═════ Material for this exercise ═════

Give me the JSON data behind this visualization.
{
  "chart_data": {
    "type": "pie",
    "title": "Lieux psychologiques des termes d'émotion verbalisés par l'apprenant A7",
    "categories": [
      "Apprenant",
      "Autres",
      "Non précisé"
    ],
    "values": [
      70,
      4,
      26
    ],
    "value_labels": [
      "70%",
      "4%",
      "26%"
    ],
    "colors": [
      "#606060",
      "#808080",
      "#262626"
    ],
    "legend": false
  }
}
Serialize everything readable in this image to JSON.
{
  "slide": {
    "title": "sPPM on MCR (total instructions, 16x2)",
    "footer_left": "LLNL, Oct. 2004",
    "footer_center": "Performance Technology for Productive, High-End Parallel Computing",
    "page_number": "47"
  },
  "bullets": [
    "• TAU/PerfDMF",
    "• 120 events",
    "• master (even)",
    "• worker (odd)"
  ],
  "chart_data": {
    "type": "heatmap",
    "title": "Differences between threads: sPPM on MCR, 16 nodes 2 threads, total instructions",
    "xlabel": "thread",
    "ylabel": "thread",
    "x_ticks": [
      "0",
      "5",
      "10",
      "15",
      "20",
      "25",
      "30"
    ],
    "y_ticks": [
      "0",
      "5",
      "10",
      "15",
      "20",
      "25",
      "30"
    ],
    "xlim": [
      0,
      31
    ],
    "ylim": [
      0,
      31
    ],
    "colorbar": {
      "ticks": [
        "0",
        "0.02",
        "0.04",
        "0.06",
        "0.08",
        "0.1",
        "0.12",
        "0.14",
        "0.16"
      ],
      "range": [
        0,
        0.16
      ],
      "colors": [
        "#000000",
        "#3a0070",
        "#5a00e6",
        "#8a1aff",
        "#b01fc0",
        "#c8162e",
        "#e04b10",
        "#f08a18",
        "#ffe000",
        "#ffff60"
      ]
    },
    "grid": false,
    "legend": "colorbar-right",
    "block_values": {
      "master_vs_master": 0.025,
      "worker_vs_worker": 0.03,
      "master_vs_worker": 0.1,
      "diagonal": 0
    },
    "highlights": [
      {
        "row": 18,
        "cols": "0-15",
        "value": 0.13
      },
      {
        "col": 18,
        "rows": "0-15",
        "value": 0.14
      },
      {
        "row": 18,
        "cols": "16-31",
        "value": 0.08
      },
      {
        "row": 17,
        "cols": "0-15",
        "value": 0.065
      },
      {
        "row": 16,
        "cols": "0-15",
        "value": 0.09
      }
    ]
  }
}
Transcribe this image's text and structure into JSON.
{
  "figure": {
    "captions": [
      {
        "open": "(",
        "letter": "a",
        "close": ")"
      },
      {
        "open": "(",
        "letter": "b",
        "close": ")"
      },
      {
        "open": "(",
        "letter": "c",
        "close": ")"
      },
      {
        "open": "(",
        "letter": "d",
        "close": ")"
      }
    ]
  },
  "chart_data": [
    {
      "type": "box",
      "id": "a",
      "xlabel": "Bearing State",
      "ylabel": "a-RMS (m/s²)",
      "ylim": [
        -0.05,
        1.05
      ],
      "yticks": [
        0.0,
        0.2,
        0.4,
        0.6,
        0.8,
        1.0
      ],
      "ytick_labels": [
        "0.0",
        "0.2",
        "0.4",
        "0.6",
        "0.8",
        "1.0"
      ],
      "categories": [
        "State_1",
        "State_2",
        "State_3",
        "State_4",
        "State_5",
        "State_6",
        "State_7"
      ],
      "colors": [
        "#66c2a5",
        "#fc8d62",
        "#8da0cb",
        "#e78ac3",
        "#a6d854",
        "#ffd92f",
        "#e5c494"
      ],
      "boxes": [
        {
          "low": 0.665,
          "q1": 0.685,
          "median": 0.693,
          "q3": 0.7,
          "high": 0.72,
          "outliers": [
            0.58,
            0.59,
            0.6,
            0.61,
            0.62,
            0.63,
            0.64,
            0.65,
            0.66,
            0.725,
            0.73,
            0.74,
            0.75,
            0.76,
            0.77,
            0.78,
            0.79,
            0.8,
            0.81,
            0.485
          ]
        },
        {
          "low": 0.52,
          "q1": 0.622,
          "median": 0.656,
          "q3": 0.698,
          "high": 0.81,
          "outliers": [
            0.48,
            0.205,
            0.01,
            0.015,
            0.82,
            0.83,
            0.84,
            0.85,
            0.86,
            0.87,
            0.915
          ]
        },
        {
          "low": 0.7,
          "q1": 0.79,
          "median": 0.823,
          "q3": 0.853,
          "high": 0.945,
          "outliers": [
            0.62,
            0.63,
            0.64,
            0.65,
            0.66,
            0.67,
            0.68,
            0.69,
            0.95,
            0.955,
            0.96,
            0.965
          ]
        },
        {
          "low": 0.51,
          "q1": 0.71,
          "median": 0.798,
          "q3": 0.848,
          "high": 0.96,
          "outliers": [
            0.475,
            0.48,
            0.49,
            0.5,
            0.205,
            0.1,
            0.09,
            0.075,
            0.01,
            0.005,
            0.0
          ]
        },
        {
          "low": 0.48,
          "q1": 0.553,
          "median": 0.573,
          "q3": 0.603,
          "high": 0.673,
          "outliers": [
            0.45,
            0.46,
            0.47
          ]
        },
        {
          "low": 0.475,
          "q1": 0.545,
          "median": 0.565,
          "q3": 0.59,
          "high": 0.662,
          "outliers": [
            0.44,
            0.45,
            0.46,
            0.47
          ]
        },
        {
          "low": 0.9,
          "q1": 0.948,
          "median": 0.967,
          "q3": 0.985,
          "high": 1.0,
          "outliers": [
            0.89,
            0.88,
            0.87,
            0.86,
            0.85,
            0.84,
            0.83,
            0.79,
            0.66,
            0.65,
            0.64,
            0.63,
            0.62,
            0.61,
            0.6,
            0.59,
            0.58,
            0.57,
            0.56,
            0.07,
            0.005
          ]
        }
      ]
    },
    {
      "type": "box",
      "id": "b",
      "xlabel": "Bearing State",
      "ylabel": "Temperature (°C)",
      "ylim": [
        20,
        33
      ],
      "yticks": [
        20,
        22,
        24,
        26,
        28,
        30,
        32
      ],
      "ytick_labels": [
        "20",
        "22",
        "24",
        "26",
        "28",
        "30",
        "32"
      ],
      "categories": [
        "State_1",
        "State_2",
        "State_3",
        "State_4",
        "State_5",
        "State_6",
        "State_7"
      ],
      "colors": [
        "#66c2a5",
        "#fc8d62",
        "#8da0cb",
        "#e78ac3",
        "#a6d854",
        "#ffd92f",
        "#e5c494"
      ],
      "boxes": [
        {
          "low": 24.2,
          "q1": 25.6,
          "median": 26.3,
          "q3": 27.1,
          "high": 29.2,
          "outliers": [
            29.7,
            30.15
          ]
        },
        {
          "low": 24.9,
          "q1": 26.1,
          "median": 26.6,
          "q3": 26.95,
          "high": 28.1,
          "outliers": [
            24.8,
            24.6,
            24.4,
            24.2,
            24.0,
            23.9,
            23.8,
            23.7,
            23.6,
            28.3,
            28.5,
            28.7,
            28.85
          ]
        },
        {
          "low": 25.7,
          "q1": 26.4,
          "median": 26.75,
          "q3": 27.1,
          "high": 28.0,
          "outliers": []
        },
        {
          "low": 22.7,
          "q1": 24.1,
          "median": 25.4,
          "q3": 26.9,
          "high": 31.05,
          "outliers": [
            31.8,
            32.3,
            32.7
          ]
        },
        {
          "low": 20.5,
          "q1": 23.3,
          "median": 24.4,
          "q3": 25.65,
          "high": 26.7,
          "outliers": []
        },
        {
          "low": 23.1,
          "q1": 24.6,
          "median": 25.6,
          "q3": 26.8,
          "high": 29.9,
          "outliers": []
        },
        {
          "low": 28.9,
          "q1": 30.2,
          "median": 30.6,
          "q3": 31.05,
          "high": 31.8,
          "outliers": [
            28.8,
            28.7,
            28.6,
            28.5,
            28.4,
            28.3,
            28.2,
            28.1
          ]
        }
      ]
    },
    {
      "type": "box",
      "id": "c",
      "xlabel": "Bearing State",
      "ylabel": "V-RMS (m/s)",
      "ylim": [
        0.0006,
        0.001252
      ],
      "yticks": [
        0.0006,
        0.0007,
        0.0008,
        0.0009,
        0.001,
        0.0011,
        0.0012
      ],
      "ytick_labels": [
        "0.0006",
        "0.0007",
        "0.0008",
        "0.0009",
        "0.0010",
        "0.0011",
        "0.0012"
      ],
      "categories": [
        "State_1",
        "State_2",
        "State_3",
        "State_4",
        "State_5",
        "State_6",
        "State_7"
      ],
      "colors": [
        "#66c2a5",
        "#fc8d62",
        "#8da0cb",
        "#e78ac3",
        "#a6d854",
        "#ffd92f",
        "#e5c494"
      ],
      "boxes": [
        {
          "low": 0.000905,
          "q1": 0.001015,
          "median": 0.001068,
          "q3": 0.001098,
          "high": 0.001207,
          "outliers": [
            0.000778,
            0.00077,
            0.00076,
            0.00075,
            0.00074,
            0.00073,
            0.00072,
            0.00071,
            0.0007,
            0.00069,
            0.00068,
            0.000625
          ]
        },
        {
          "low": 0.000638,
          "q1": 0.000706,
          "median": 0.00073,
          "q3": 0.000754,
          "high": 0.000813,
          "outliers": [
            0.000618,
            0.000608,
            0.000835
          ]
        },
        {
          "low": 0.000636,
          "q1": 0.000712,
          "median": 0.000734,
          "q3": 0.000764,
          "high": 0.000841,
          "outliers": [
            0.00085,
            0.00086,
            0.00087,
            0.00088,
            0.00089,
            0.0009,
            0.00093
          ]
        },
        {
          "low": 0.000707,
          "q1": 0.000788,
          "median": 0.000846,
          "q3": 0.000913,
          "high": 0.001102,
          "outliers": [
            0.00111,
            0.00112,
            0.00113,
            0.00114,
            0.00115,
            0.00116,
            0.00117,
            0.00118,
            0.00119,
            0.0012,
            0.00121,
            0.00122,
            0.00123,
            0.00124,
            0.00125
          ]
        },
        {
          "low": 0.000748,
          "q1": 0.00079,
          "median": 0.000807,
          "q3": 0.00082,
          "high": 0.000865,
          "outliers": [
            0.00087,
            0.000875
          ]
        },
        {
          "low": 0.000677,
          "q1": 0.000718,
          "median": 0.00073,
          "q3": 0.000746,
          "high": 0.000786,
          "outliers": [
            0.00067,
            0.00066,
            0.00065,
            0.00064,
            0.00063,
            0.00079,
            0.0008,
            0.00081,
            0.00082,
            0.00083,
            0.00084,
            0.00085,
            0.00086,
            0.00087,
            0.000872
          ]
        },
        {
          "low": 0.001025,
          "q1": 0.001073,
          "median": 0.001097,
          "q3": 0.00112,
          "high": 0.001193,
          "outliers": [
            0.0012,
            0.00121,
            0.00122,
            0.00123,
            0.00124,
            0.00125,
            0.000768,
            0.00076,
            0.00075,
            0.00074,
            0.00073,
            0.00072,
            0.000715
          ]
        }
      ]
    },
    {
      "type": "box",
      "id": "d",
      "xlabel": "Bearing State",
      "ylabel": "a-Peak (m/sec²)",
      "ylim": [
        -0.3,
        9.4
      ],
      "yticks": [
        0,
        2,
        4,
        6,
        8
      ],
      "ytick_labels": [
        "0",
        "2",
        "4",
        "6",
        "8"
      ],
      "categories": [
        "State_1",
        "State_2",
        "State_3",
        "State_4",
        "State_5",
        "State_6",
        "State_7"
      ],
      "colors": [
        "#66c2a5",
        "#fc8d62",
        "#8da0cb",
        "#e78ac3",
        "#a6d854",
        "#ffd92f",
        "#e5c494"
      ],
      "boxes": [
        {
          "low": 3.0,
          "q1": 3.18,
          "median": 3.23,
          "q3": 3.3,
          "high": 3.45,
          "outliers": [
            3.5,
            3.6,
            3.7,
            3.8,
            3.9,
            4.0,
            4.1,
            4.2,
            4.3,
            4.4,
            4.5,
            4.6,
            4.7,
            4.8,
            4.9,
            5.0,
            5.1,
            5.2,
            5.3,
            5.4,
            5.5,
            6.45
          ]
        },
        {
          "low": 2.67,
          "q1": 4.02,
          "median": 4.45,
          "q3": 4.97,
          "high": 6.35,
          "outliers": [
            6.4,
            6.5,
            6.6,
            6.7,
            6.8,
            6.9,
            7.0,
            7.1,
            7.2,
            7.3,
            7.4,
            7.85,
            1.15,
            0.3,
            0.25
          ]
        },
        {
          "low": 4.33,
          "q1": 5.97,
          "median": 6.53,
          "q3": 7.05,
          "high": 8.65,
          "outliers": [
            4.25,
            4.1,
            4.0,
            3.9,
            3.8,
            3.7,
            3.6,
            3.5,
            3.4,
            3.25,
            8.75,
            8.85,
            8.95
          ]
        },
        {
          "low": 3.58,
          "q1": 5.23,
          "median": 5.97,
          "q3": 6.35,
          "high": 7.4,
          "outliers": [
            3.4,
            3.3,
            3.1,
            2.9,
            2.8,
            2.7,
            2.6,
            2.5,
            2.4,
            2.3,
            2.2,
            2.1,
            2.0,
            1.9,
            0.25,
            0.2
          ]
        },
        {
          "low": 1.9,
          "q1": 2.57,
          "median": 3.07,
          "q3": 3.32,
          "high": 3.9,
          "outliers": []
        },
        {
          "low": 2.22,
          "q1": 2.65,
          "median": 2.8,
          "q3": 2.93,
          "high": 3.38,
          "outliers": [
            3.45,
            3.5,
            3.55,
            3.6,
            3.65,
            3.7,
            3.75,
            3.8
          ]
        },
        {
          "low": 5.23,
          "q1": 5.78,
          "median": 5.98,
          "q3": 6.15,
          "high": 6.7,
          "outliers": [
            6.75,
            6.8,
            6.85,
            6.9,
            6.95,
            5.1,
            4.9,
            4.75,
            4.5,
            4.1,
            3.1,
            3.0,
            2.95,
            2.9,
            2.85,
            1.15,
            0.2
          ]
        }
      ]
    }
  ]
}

═════

## [What is required]
Report the number of lines in the listing that include the string "sPPM"; give nothing but the number.

## [In response]
2